● Selection:
* START *
The Swedish newspaper Svenska Dagbladet has now, on 2012 December 23, published my article “The EU must drastically reduce its oil imports”. In Swedish, “EU måste skära ner sin oljeimport drastiskt“. Michael Lardelli has made a great translation of the article (see below) and I have added some relevant photos and graphs. Every week you are around 1000 people that read my blog and I wish you all a merry Christmas and happy new year.
The EU must drastically reduce its oil imports
The term “Peak Oil” refers to that point in time when the rate at which oil is produced can no longer be increased and instead plateaus or begins to fall. Peak Oil does not mean that oil production is over but it does mean that the era of increases in the rate of oil production is over. During autumn I have been invited to give presentations on Peak Oil in China, Abu Dhabi, the EU, Canada and the USA. The conferences have addressed food production, fuel use by the aviation and shipping industries, resources, reserves and production of unconventional gas and oil as well as political policy in the light of the reality of Peak Oil. Among other things I have had meetings to discuss Peak Oil with representatives from the oil industry, the World Bank, the International Monetary Fund (IMF), investment companies, trading banks and the aviation and shipping industries.
* END *
● Your tasks:
A - Answer these questions from the Peak Oil post:
(i) On what date did the newspaper publish the article?
(ii) Who translated the article?
(iii) Where was the writer invited to give presentations during autumn?
B - Quote the stretch of the Peak Oil post from "The Swedish newspaper" through "happy new year.".
C - Does each statement agree with the Peak Oil post? Answer yes or no, and quote the words that decide it.
(i) Peak Oil means that oil production is over.
(ii) Around 1000 people read the blog each week.
(iii) The writer's meetings included representatives from the World Bank.

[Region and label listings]
* START *
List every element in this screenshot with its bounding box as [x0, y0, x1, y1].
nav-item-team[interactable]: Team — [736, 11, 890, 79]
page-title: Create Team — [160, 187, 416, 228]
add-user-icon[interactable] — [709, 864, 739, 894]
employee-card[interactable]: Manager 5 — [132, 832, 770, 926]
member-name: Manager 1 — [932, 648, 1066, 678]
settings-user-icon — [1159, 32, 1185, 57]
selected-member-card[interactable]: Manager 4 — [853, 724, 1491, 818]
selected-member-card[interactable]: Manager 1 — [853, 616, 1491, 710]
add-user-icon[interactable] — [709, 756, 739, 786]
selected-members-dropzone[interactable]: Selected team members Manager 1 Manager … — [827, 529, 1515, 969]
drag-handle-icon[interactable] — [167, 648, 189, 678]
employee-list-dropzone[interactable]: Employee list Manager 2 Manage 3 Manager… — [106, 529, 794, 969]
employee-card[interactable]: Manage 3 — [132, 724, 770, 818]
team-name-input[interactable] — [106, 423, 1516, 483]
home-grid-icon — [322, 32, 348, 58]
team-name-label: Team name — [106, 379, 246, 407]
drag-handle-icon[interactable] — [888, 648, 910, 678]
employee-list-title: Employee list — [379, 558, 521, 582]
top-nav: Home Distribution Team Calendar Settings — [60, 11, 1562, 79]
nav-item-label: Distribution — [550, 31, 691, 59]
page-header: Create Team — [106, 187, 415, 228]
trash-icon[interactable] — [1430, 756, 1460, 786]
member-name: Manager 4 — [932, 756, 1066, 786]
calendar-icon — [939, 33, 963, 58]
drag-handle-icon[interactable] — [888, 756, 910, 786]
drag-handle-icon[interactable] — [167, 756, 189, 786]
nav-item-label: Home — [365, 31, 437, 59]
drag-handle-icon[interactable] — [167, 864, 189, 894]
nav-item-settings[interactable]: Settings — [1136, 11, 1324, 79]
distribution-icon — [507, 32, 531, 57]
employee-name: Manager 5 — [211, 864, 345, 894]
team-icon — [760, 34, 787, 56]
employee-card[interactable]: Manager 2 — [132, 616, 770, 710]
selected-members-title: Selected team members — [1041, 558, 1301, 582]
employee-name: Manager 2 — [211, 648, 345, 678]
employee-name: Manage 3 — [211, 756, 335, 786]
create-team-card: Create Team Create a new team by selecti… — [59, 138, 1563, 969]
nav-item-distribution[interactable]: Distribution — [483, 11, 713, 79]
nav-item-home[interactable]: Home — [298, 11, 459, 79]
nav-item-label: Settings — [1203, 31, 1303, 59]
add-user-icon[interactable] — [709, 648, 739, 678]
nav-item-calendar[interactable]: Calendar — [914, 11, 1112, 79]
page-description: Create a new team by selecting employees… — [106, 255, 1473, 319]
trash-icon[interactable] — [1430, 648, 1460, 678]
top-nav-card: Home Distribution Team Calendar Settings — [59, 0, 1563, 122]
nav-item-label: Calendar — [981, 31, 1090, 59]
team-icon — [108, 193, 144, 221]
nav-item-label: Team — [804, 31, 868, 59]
* END *
● Written answers:
A -
(i) 2012 December 23
(ii) Michael Lardelli
(iii) China, Abu Dhabi, the EU, Canada and the USA

B -
The Swedish newspaper Svenska Dagbladet has now, on 2012 December 23, published my article “The EU must drastically reduce its oil imports”. In Swedish, “EU måste skära ner sin oljeimport drastiskt“. Michael Lardelli has made a great translation of the article (see below) and I have added some relevant photos and graphs. Every week you are around 1000 people that read my blog and I wish you all a merry Christmas and happy new year.

C -
(i) No: "Peak Oil does not mean that oil production is over"
(ii) Yes: "Every week you are around 1000 people that read my blog"
(iii) Yes: "I have had meetings to discuss Peak Oil with representatives from the oil industry, the World Bank"